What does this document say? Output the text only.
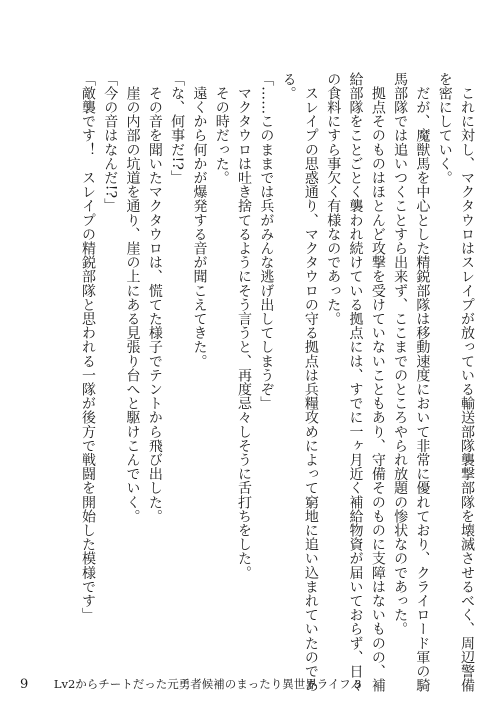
　これに対し、マクタウロはスレイプが放っている輸送部隊襲撃部隊を壊滅させるべく、周辺警備
を密にしていく。
　だが、魔獣馬を中心とした精鋭部隊は移動速度において非常に優れており、クライロード軍の騎
馬部隊では追いつくことすら出来ず、ここまでのところやられ放題の惨状なのであった。
　拠点そのものはほとんど攻撃を受けていないこともあり、守備そのものに支障はないものの、補
給部隊をことごとく襲われ続けている拠点には、すでに一ヶ月近く補給物資が届いておらず、日々
の食料にすら事欠く有様なのであった。
　スレイプの思惑通り、マクタウロの守る拠点は兵糧攻めによって窮地に追い込まれていたのであ
る。
「……このままでは兵がみんな逃げ出してしまうぞ」
　マクタウロは吐き捨てるようにそう言うと、再度忌々しそうに舌打ちをした。
　その時だった。
　遠くから何かが爆発する音が聞こえてきた。
「な、何事だ!?」
　その音を聞いたマクタウロは、慌てた様子でテントから飛び出した。
　崖の内部の坑道を通り、崖の上にある見張り台へと駆けこんでいく。
「今の音はなんだ!?」
「敵襲です！　スレイプの精鋭部隊と思われる一隊が後方で戦闘を開始した模様です」
9 Lv2からチートだった元勇者候補のまったり異世界ライフ 3
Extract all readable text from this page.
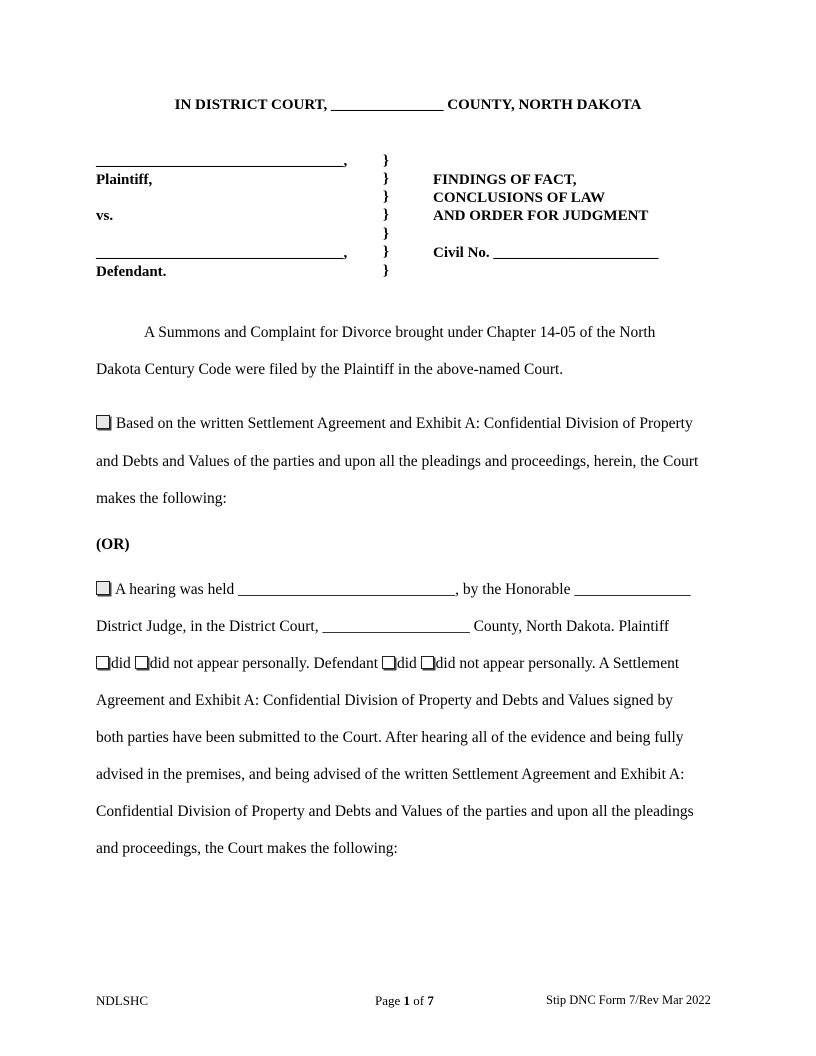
IN DISTRICT COURT, _______________ COUNTY, NORTH DAKOTA
_________________________________,
Plaintiff,
vs.
_________________________________,
Defendant.
}
}
}
}
}
}
}
FINDINGS OF FACT,
CONCLUSIONS OF LAW
AND ORDER FOR JUDGMENT
Civil No. ______________________
A Summons and Complaint for Divorce brought under Chapter 14-05 of the North
Dakota Century Code were filed by the Plaintiff in the above-named Court.
Based on the written Settlement Agreement and Exhibit A: Confidential Division of Property
and Debts and Values of the parties and upon all the pleadings and proceedings, herein, the Court
makes the following:
(OR)
A hearing was held ____________________________, by the Honorable _______________
District Judge, in the District Court, ___________________ County, North Dakota. Plaintiff
did did not appear personally. Defendant did did not appear personally. A Settlement
Agreement and Exhibit A: Confidential Division of Property and Debts and Values signed by
both parties have been submitted to the Court. After hearing all of the evidence and being fully
advised in the premises, and being advised of the written Settlement Agreement and Exhibit A:
Confidential Division of Property and Debts and Values of the parties and upon all the pleadings
and proceedings, the Court makes the following:
NDLSHC	Page 1 of 7	Stip DNC Form 7/Rev Mar 2022
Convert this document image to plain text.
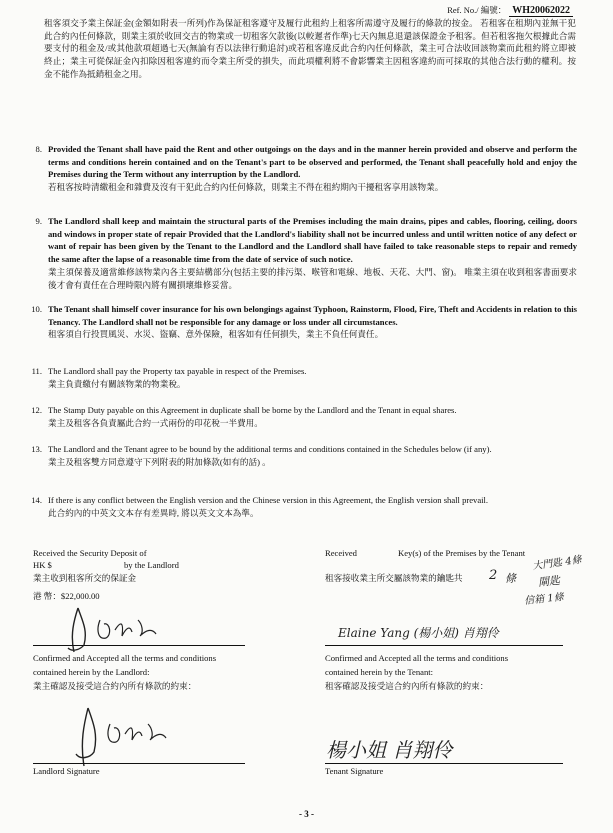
Ref. No./ 編號： WH20062022
租客須交予業主保証金(金額如附表一所列)作為保証租客遵守及履行此租約上租客所需遵守及履行的條款的按金。 若租客在租期內並無干犯此合約內任何條款，則業主須於收回交吉的物業或一切租客欠款後(以較遲者作準)七天內無息退還該保證金予租客。但若租客拖欠根據此合需要支付的租金及/或其他款項超過七天(無論有否以法律行動追討)或若租客違反此合約內任何條款，業主可合法收回該物業而此租約將立即被終止；業主可從保証金內扣除因租客違約而令業主所受的損失，而此項權利將不會影響業主因租客違約而可採取的其他合法行動的權利。按金不能作為抵銷租金之用。
8. Provided the Tenant shall have paid the Rent and other outgoings on the days and in the manner herein provided and observe and perform the terms and conditions herein contained and on the Tenant's part to be observed and performed, the Tenant shall peacefully hold and enjoy the Premises during the Term without any interruption by the Landlord.
若租客按時清繳租金和雜費及沒有干犯此合約內任何條款，則業主不得在租約期內干擾租客享用該物業。
9. The Landlord shall keep and maintain the structural parts of the Premises including the main drains, pipes and cables, flooring, ceiling, doors and windows in proper state of repair Provided that the Landlord's liability shall not be incurred unless and until written notice of any defect or want of repair has been given by the Tenant to the Landlord and the Landlord shall have failed to take reasonable steps to repair and remedy the same after the lapse of a reasonable time from the date of service of such notice.
業主須保養及適當維修該物業內各主要結構部分(包括主要的排污渠、喉管和電線、地板、天花、大門、窗)。 唯業主須在收到租客書面要求後才會有責任在合理時限內將有關損壞維修妥當。
10. The Tenant shall himself cover insurance for his own belongings against Typhoon, Rainstorm, Flood, Fire, Theft and Accidents in relation to this Tenancy. The Landlord shall not be responsible for any damage or loss under all circumstances.
租客須自行投買風災、水災、盜竊、意外保險，租客如有任何損失，業主不負任何責任。
11. The Landlord shall pay the Property tax payable in respect of the Premises.
業主負責繳付有關該物業的物業稅。
12. The Stamp Duty payable on this Agreement in duplicate shall be borne by the Landlord and the Tenant in equal shares.
業主及租客各負責屬此合約一式兩份的印花稅一半費用。
13. The Landlord and the Tenant agree to be bound by the additional terms and conditions contained in the Schedules below (if any).
業主及租客雙方同意遵守下列附表的附加條款(如有的話) 。
14. If there is any conflict between the English version and the Chinese version in this Agreement, the English version shall prevail.
此合約內的中英文文本存有差異時, 將以英文文本為準。
Received the Security Deposit of
HK $	by the Landlord
業主收到租客所交的保証金
港 幣：$22,000.00
Received	Key(s) of the Premises by the Tenant
租客接收業主所交屬該物業的鑰匙共 2 條
大門匙 4條
閘匙
信箱 1條
Confirmed and Accepted all the terms and conditions
contained herein by the Landlord:
業主確認及接受這合約內所有條款的約束：
Elaine Yang (楊小姐) 肖翔伶
Confirmed and Accepted all the terms and conditions
contained herein by the Tenant:
租客確認及接受這合約內所有條款的約束：
Landlord Signature
楊小姐 肖翔伶
Tenant Signature
- 3 -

-=-=-=-=-

JOB: Reproduce every entry exactly, but omit each picture.

PROBLEM SOLUTION:
What does this document say? Output the text only.
　これに対し、マクタウロはスレイプが放っている輸送部隊襲撃部隊を壊滅させるべく、周辺警備
を密にしていく。
　だが、魔獣馬を中心とした精鋭部隊は移動速度において非常に優れており、クライロード軍の騎
馬部隊では追いつくことすら出来ず、ここまでのところやられ放題の惨状なのであった。
　拠点そのものはほとんど攻撃を受けていないこともあり、守備そのものに支障はないものの、補
給部隊をことごとく襲われ続けている拠点には、すでに一ヶ月近く補給物資が届いておらず、日々
の食料にすら事欠く有様なのであった。
　スレイプの思惑通り、マクタウロの守る拠点は兵糧攻めによって窮地に追い込まれていたのであ
る。
「……このままでは兵がみんな逃げ出してしまうぞ」
　マクタウロは吐き捨てるようにそう言うと、再度忌々しそうに舌打ちをした。
　その時だった。
　遠くから何かが爆発する音が聞こえてきた。
「な、何事だ!?」
　その音を聞いたマクタウロは、慌てた様子でテントから飛び出した。
　崖の内部の坑道を通り、崖の上にある見張り台へと駆けこんでいく。
「今の音はなんだ!?」
「敵襲です！　スレイプの精鋭部隊と思われる一隊が後方で戦闘を開始した模様です」
9 Lv2からチートだった元勇者候補のまったり異世界ライフ 3
Extract all readable text from this page.
IN DISTRICT COURT, _______________ COUNTY, NORTH DAKOTA
_________________________________,
Plaintiff,
vs.
_________________________________,
Defendant.
}
}
}
}
}
}
}
FINDINGS OF FACT,
CONCLUSIONS OF LAW
AND ORDER FOR JUDGMENT
Civil No. ______________________
A Summons and Complaint for Divorce brought under Chapter 14-05 of the North
Dakota Century Code were filed by the Plaintiff in the above-named Court.
Based on the written Settlement Agreement and Exhibit A: Confidential Division of Property
and Debts and Values of the parties and upon all the pleadings and proceedings, herein, the Court
makes the following:
(OR)
A hearing was held ____________________________, by the Honorable _______________
District Judge, in the District Court, ___________________ County, North Dakota. Plaintiff
did did not appear personally. Defendant did did not appear personally. A Settlement
Agreement and Exhibit A: Confidential Division of Property and Debts and Values signed by
both parties have been submitted to the Court. After hearing all of the evidence and being fully
advised in the premises, and being advised of the written Settlement Agreement and Exhibit A:
Confidential Division of Property and Debts and Values of the parties and upon all the pleadings
and proceedings, the Court makes the following:
NDLSHC	Page 1 of 7	Stip DNC Form 7/Rev Mar 2022
Convert this document image to plain text.
Ref. No./ 編號： WH20062022
租客須交予業主保証金(金額如附表一所列)作為保証租客遵守及履行此租約上租客所需遵守及履行的條款的按金。 若租客在租期內並無干犯此合約內任何條款，則業主須於收回交吉的物業或一切租客欠款後(以較遲者作準)七天內無息退還該保證金予租客。但若租客拖欠根據此合需要支付的租金及/或其他款項超過七天(無論有否以法律行動追討)或若租客違反此合約內任何條款，業主可合法收回該物業而此租約將立即被終止；業主可從保証金內扣除因租客違約而令業主所受的損失，而此項權利將不會影響業主因租客違約而可採取的其他合法行動的權利。按金不能作為抵銷租金之用。
8. Provided the Tenant shall have paid the Rent and other outgoings on the days and in the manner herein provided and observe and perform the terms and conditions herein contained and on the Tenant's part to be observed and performed, the Tenant shall peacefully hold and enjoy the Premises during the Term without any interruption by the Landlord.
若租客按時清繳租金和雜費及沒有干犯此合約內任何條款，則業主不得在租約期內干擾租客享用該物業。
9. The Landlord shall keep and maintain the structural parts of the Premises including the main drains, pipes and cables, flooring, ceiling, doors and windows in proper state of repair Provided that the Landlord's liability shall not be incurred unless and until written notice of any defect or want of repair has been given by the Tenant to the Landlord and the Landlord shall have failed to take reasonable steps to repair and remedy the same after the lapse of a reasonable time from the date of service of such notice.
業主須保養及適當維修該物業內各主要結構部分(包括主要的排污渠、喉管和電線、地板、天花、大門、窗)。 唯業主須在收到租客書面要求後才會有責任在合理時限內將有關損壞維修妥當。
10. The Tenant shall himself cover insurance for his own belongings against Typhoon, Rainstorm, Flood, Fire, Theft and Accidents in relation to this Tenancy. The Landlord shall not be responsible for any damage or loss under all circumstances.
租客須自行投買風災、水災、盜竊、意外保險，租客如有任何損失，業主不負任何責任。
11. The Landlord shall pay the Property tax payable in respect of the Premises.
業主負責繳付有關該物業的物業稅。
12. The Stamp Duty payable on this Agreement in duplicate shall be borne by the Landlord and the Tenant in equal shares.
業主及租客各負責屬此合約一式兩份的印花稅一半費用。
13. The Landlord and the Tenant agree to be bound by the additional terms and conditions contained in the Schedules below (if any).
業主及租客雙方同意遵守下列附表的附加條款(如有的話) 。
14. If there is any conflict between the English version and the Chinese version in this Agreement, the English version shall prevail.
此合約內的中英文文本存有差異時, 將以英文文本為準。
Received the Security Deposit of
HK $	by the Landlord
業主收到租客所交的保証金
港 幣：$22,000.00
Received	Key(s) of the Premises by the Tenant
租客接收業主所交屬該物業的鑰匙共 2 條
大門匙 4條
閘匙
信箱 1條
Confirmed and Accepted all the terms and conditions
contained herein by the Landlord:
業主確認及接受這合約內所有條款的約束：
Elaine Yang (楊小姐) 肖翔伶
Confirmed and Accepted all the terms and conditions
contained herein by the Tenant:
租客確認及接受這合約內所有條款的約束：
Landlord Signature
楊小姐 肖翔伶
Tenant Signature
- 3 -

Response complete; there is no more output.